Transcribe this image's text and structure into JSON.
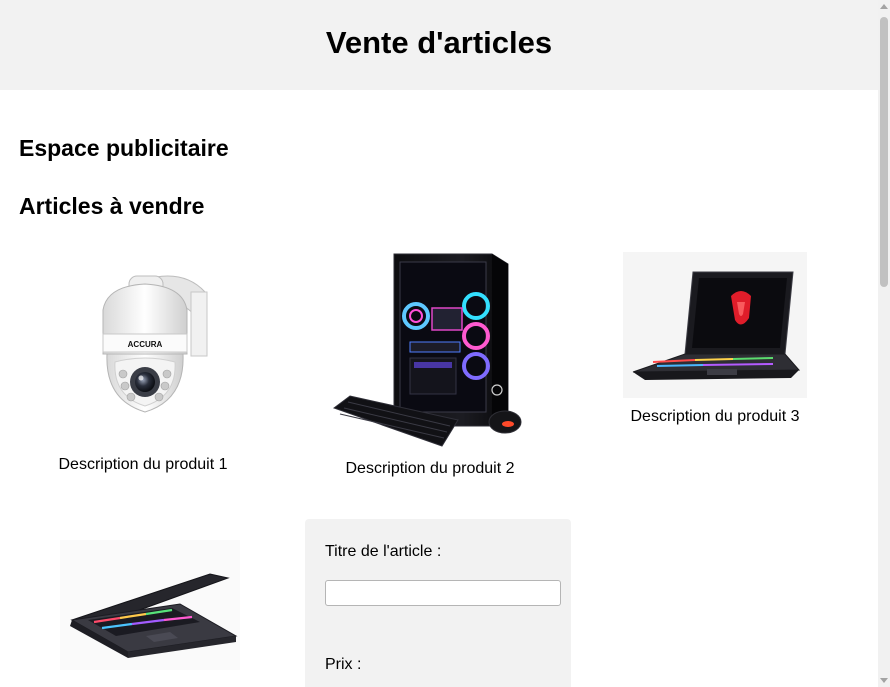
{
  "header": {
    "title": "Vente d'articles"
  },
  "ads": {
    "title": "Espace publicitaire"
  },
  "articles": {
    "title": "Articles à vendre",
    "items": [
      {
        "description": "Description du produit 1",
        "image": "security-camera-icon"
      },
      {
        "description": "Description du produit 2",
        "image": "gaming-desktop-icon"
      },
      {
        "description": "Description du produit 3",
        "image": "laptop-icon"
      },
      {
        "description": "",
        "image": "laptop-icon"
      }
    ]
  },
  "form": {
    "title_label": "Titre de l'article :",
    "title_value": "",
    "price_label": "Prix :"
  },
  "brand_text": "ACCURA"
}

---

*PROBLEM STATEMENT*: Using the listing above, gather each line that holds the string "produit" and copy it.

*RESULT FOR THIS EXERCISE*:
        "description": "Description du produit 1",
        "description": "Description du produit 2",
        "description": "Description du produit 3",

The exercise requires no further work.